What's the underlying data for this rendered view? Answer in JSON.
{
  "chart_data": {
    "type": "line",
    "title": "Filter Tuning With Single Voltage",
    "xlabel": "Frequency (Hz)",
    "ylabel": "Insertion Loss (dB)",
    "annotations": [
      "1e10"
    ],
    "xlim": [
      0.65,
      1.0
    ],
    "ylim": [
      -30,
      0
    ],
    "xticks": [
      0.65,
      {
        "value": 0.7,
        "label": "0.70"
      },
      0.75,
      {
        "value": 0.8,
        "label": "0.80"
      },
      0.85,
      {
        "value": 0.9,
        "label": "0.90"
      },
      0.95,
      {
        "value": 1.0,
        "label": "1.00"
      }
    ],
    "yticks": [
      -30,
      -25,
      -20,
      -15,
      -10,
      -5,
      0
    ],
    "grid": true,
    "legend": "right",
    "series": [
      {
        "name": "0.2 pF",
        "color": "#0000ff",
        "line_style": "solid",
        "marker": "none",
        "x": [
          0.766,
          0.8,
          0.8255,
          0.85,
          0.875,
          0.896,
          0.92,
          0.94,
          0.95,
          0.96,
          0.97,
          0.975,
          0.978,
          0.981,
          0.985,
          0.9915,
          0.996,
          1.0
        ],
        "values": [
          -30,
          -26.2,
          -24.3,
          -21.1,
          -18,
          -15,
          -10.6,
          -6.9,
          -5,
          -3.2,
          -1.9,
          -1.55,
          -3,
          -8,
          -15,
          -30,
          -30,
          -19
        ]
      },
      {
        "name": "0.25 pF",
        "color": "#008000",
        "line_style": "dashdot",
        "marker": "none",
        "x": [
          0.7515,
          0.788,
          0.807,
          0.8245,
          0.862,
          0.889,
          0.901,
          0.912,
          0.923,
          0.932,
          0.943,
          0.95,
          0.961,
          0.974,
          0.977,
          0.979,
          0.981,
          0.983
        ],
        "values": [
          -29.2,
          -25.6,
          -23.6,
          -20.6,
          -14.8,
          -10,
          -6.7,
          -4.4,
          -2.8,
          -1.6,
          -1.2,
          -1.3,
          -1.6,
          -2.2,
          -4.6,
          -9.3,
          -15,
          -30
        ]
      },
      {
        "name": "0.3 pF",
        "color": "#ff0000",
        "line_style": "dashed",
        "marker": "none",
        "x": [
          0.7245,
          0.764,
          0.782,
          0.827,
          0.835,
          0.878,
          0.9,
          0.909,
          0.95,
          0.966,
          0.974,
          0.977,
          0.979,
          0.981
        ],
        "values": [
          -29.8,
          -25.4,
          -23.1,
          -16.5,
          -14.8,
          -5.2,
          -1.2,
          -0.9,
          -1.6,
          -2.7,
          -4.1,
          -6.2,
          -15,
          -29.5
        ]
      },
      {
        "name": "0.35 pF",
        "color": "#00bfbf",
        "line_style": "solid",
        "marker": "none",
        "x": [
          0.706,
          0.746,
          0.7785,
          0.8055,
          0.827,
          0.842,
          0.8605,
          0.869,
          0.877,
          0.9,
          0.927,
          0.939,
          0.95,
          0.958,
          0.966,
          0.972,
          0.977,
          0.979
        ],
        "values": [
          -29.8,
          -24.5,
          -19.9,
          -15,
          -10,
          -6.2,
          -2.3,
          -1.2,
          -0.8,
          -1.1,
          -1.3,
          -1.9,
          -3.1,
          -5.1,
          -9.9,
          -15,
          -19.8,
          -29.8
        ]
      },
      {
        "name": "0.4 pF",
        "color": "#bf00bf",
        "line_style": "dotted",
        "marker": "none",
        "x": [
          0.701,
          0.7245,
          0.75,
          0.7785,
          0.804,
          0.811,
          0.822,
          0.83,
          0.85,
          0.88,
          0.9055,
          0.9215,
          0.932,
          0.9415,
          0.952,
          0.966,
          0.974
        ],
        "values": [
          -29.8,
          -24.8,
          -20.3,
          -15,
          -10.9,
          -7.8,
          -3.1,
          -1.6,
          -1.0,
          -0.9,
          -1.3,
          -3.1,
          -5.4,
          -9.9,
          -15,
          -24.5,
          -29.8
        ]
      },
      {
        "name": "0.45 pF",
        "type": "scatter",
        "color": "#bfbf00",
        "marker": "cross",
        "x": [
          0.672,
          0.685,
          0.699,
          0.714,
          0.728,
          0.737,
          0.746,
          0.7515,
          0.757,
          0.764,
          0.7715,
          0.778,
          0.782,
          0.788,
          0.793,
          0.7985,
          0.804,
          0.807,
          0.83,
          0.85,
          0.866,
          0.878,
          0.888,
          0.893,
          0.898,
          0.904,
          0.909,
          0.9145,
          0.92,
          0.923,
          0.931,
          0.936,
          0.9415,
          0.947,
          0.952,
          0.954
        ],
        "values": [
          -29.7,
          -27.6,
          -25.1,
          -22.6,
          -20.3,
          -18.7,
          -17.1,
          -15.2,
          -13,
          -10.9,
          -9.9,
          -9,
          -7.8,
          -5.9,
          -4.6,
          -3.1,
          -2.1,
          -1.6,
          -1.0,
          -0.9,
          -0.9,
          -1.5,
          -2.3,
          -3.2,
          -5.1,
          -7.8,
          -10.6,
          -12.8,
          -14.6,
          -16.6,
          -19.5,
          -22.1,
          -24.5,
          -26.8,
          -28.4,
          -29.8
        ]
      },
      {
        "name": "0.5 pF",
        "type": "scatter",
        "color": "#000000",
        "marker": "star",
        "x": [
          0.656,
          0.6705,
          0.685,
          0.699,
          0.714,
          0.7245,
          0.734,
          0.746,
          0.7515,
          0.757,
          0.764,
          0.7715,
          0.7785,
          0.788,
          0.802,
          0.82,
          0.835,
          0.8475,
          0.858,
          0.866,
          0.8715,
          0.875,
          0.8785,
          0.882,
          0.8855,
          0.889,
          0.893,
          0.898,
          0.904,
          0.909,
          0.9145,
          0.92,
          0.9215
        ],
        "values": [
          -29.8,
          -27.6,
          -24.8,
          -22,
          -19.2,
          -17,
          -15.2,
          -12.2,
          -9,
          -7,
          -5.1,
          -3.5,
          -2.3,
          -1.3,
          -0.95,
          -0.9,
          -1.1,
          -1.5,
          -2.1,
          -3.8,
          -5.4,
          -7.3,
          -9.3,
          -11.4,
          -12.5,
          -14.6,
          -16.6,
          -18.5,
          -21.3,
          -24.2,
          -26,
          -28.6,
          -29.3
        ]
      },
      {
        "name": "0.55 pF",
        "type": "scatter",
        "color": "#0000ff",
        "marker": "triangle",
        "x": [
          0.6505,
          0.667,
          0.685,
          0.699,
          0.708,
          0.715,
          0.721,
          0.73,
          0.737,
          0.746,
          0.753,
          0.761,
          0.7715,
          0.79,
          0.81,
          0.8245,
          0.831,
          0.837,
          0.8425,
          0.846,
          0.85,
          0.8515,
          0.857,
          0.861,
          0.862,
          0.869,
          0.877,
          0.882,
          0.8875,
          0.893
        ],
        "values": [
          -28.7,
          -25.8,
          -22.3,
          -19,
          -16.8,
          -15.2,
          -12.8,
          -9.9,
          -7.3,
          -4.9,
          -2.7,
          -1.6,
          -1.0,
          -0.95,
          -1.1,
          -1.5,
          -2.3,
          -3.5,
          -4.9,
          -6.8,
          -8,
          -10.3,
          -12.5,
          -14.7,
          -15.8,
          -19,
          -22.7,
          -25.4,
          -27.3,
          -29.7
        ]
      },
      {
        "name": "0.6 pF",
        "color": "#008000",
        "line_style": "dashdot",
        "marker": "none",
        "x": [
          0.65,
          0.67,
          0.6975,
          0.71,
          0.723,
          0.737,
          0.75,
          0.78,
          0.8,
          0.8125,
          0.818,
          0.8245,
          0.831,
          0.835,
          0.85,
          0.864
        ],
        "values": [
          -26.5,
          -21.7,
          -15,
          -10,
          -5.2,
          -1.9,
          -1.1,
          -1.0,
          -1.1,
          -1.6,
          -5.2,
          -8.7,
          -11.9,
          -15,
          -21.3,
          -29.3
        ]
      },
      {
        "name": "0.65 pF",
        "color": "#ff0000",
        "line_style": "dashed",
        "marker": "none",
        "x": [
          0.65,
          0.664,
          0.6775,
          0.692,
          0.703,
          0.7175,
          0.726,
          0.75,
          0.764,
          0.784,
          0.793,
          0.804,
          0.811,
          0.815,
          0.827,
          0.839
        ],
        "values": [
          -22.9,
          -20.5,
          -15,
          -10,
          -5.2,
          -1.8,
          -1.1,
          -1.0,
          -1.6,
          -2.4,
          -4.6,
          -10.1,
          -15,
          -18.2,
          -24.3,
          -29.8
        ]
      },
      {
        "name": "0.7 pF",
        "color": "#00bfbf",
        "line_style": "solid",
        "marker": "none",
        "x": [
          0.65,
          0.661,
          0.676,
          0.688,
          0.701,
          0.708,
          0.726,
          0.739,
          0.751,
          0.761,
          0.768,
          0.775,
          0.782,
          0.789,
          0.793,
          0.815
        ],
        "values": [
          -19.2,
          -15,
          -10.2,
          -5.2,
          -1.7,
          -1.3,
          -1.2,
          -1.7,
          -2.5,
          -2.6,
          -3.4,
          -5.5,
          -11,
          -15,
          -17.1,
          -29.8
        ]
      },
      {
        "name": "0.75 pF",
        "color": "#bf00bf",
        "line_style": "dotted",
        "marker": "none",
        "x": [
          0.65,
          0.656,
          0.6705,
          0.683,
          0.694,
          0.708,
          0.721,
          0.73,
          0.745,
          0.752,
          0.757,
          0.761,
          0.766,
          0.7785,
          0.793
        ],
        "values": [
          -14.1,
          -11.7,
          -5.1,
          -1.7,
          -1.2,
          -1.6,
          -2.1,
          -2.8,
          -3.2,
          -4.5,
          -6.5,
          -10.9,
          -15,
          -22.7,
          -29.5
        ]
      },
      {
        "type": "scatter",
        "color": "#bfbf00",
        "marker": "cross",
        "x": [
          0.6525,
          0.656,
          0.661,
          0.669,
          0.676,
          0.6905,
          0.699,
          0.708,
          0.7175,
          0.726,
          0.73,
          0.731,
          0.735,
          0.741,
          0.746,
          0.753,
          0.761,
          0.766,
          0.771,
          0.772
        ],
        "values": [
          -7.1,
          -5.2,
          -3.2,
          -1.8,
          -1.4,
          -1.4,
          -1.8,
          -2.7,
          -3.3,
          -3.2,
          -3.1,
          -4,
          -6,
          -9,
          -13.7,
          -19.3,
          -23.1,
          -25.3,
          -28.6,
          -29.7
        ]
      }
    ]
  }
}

● DESCRIPTION OF THE TASK: Only the number is wanted: how many lines of the material contain the word "name"?

● RESPONSE: 12